(Problem) Copy out unchanged the part of the rows that opens with the line containing "row-value-subtotal: 219.496.052.77 —" and closes with the line containing "total-rule-bottom — [362, 575, 600, 577]", both of those lines included.

(Region and label listings)
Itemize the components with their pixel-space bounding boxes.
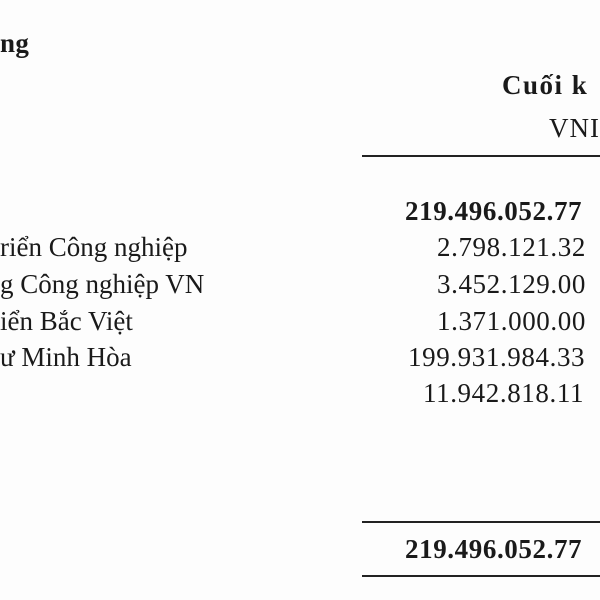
row-value-subtotal: 219.496.052.77 — [405, 196, 583, 226]
row-label: ư Minh Hòa — [0, 342, 132, 372]
section-heading: ng — [0, 28, 30, 58]
total-value: 219.496.052.77 — [405, 534, 583, 564]
row-value: 11.942.818.11 — [423, 378, 585, 408]
total-rule-bottom — [362, 575, 600, 577]
header-underline — [362, 155, 600, 157]
row-label: iển Bắc Việt — [0, 306, 133, 336]
row-value: 3.452.129.00 — [437, 269, 586, 299]
row-label: riển Công nghiệp — [0, 232, 188, 262]
row-label: g Công nghiệp VN — [0, 269, 205, 299]
row-value: 2.798.121.32 — [437, 232, 586, 262]
row-value: 1.371.000.00 — [437, 306, 586, 336]
column-header-period: Cuối k — [502, 70, 589, 100]
row-value: 199.931.984.33 — [408, 342, 586, 372]
total-rule-top — [362, 521, 600, 523]
column-header-unit: VNI — [549, 113, 600, 143]
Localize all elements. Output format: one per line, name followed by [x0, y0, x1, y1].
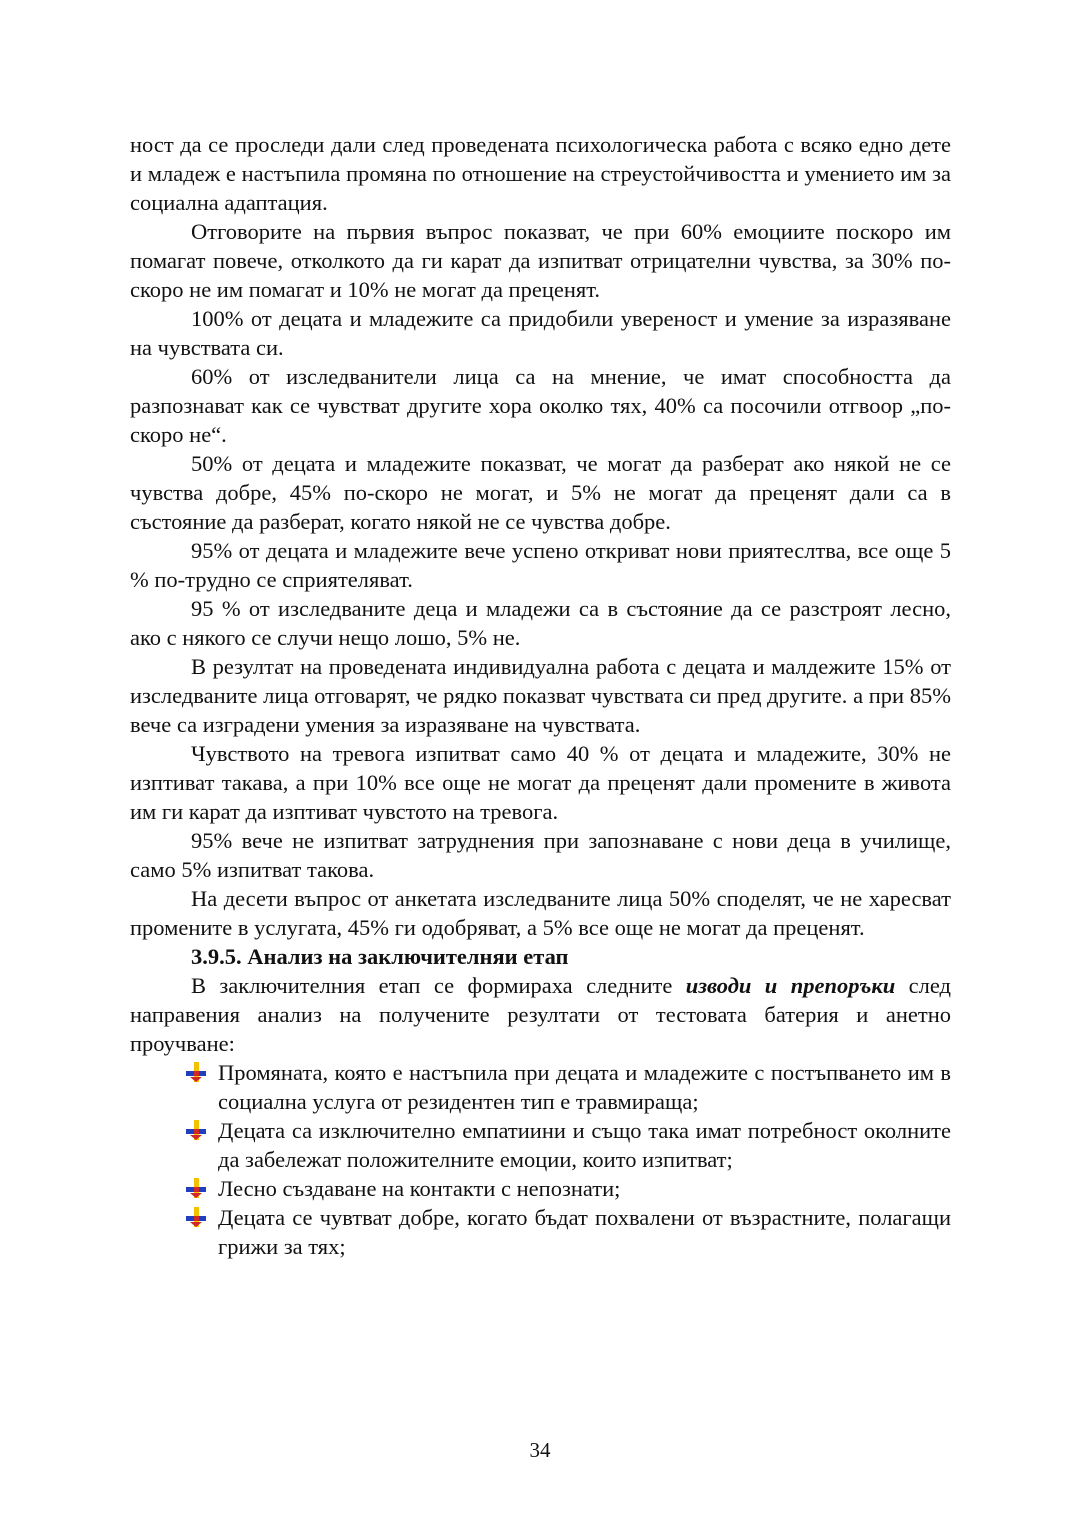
arrow-plus-bullet-icon [186, 1062, 206, 1082]
paragraph-individual-work: В резултат на проведената индивидуална работа с децата и малдежите 15% от изследваните лица отговарят, че рядко показват чувствата си пред другите. а при 85% вече са изградени умения за изразяване на чувствата. [130, 654, 951, 737]
section-intro-end: след направения анализ на получените резултати от тестовата батерия и анетно проучване: [130, 973, 951, 1056]
paragraph-understand-unwell: 50% от децата и младежите показват, че могат да разберат ако някой не се чувства добре, 45% по-скоро не могат, и 5% не могат да преценят дали са в състояние да разберат, когато някой не се чувства добре. [130, 451, 951, 534]
paragraph-anxiety: Чувството на тревога изпитват само 40 % от децата и младежите, 30% не изптиват такава, а при 10% все още не могат да преценят дали промените в живота им ги карат да изптиват чувстото на тревога. [130, 741, 951, 824]
list-item [218, 1116, 951, 1174]
list-item-text: Лесно създаване на контакти с непознати; [218, 1176, 621, 1201]
arrow-plus-bullet-icon [186, 1207, 206, 1227]
paragraph-upset: 95 % от изследваните деца и младежи са в състояние да се разстроят лесно, ако с някого се случи нещо лошо, 5% не. [130, 596, 951, 650]
list-item-text: Децата са изключително емпатиини и също така имат потребност околните да забележат положителните емоции, които изпитват; [218, 1118, 951, 1172]
paragraph-expression-feelings: 100% от децата и младежите са придобили увереност и умение за изразяване на чувствата си. [130, 306, 951, 360]
paragraph-friendships: 95% от децата и младежите вече успено откриват нови приятеслтва, все още 5 % по-трудно се сприятеляват. [130, 538, 951, 592]
paragraph-continuation: ност да се проследи дали след проведената психологическа работа с всяко едно дете и младеж е настъпила промяна по отношение на стреустойчивостта и умението им за социална адаптация. [130, 132, 951, 215]
section-intro-emphasis: изводи и препоръки [685, 973, 896, 998]
list-item-text: Промяната, която е настъпила при децата и младежите с постъпването им в социална услуга от резидентен тип е травмираща; [218, 1060, 951, 1114]
paragraph-first-question: Отговорите на първия въпрос показват, че при 60% емоциите поскоро им помагат повече, отколкото да ги карат да изпитват отрицателни чувства, за 30% по-скоро не им помагат и 10% не могат да преценят. [130, 219, 951, 302]
paragraph-recognize-others: 60% от изследванители лица са на мнение, че имат способността да разпознават как се чувстват другите хора околко тях, 40% са посочили отгвоор „по-скоро не“. [130, 364, 951, 447]
arrow-plus-bullet-icon [186, 1120, 206, 1140]
section-intro-start: В заключителния етап се формираха следните [191, 973, 686, 998]
arrow-plus-bullet-icon [186, 1178, 206, 1198]
conclusions-list [130, 1058, 951, 1261]
list-item [218, 1203, 951, 1261]
list-item-text: Децата се чувтват добре, когато бъдат похвалени от възрастните, полагащи грижи за тях; [218, 1205, 951, 1259]
document-page [130, 130, 951, 1261]
page-number: 34 [529, 1438, 551, 1462]
paragraph-tenth-question: На десети въпрос от анкетата изследваните лица 50% споделят, че не харесват промените в услугата, 45% ги одобряват, а 5% все още не могат да преценят. [130, 886, 951, 940]
section-intro [130, 971, 951, 1058]
section-heading: 3.9.5. Анализ на заключителняи етап [191, 944, 569, 969]
paragraph-new-children: 95% вече не изпитват затруднения при запознаване с нови деца в училище, само 5% изпитват такова. [130, 828, 951, 882]
list-item [218, 1058, 951, 1116]
list-item [218, 1174, 951, 1203]
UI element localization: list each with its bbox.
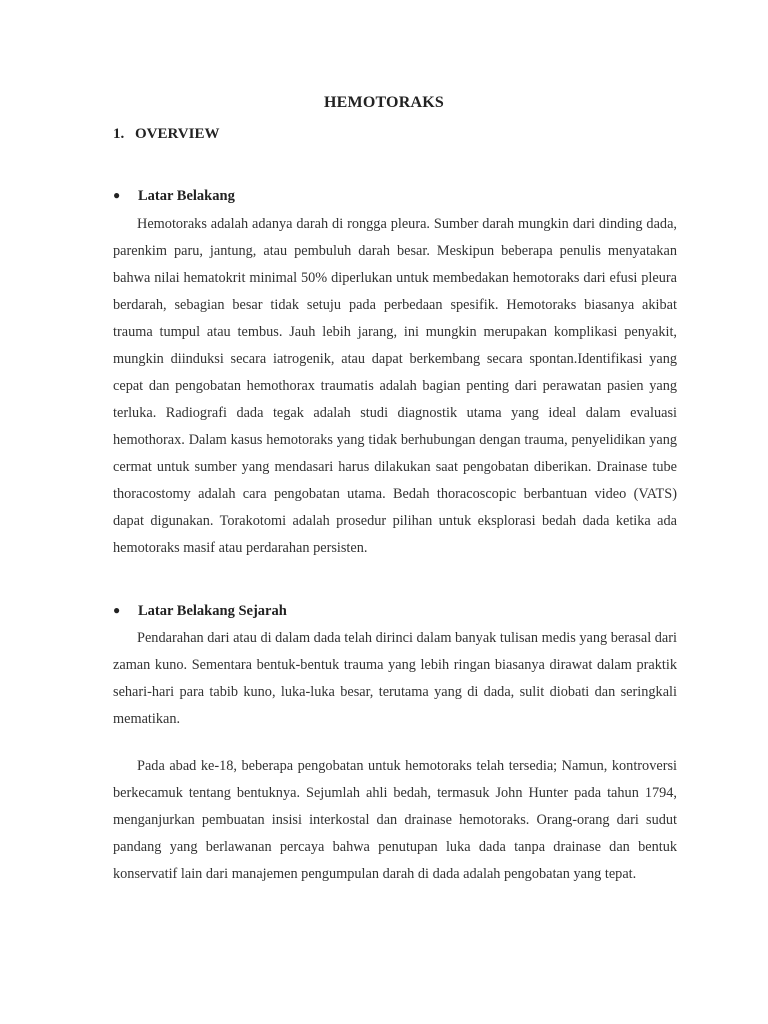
paragraph-latar-belakang: Hemotoraks adalah adanya darah di rongga pleura. Sumber darah mungkin dari dinding dada, parenkim paru, jantung, atau pembuluh darah besar. Meskipun beberapa penulis menyatakan bahwa nilai hematokrit minimal 50% diperlukan untuk membedakan hemotoraks dari efusi pleura berdarah, sebagian besar tidak setuju pada perbedaan spesifik. Hemotoraks biasanya akibat trauma tumpul atau tembus. Jauh lebih jarang, ini mungkin merupakan komplikasi penyakit, mungkin diinduksi secara iatrogenik, atau dapat berkembang secara spontan.Identifikasi yang cepat dan pengobatan hemothorax traumatis adalah bagian penting dari perawatan pasien yang terluka. Radiografi dada tegak adalah studi diagnostik utama yang ideal dalam evaluasi hemothorax. Dalam kasus hemotoraks yang tidak berhubungan dengan trauma, penyelidikan yang cermat untuk sumber yang mendasari harus dilakukan saat pengobatan diberikan. Drainase tube thoracostomy adalah cara pengobatan utama. Bedah thoracoscopic berbantuan video (VATS) dapat digunakan. Torakotomi adalah prosedur pilihan untuk eksplorasi bedah dada ketika ada hemotoraks masif atau perdarahan persisten.	[113, 216, 677, 556]
document-title: HEMOTORAKS	[324, 94, 444, 111]
section-number: 1.	[113, 126, 125, 142]
subheading-label: Latar Belakang	[138, 188, 235, 204]
paragraph-sejarah-2: Pada abad ke-18, beberapa pengobatan untuk hemotoraks telah tersedia; Namun, kontroversi berkecamuk tentang bentuknya. Sejumlah ahli bedah, termasuk John Hunter pada tahun 1794, menganjurkan pembuatan insisi interkostal dan drainase hemotoraks. Orang-orang dari sudut pandang yang berlawanan percaya bahwa penutupan luka dada tanpa drainase dan bentuk konservatif lain dari manajemen pengumpulan darah di dada adalah pengobatan yang tepat.	[113, 758, 677, 882]
section-label: OVERVIEW	[135, 126, 220, 142]
bullet-icon: ●	[113, 188, 121, 202]
subheading-label: Latar Belakang Sejarah	[138, 603, 287, 619]
bullet-icon: ●	[113, 603, 121, 617]
subheading-latar-belakang-sejarah	[113, 603, 287, 620]
section-heading-overview	[113, 126, 220, 143]
paragraph-sejarah-1: Pendarahan dari atau di dalam dada telah dirinci dalam banyak tulisan medis yang berasal dari zaman kuno. Sementara bentuk-bentuk trauma yang lebih ringan biasanya dirawat dalam praktik sehari-hari para tabib kuno, luka-luka besar, terutama yang di dada, sulit diobati dan seringkali mematikan.	[113, 630, 677, 727]
subheading-latar-belakang	[113, 188, 235, 205]
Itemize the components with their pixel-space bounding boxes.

(The solution)
row-value-subtotal: 219.496.052.77 — [405, 196, 583, 226]
row-label: ư Minh Hòa — [0, 342, 132, 372]
section-heading: ng — [0, 28, 30, 58]
total-value: 219.496.052.77 — [405, 534, 583, 564]
row-value: 11.942.818.11 — [423, 378, 585, 408]
total-rule-bottom — [362, 575, 600, 577]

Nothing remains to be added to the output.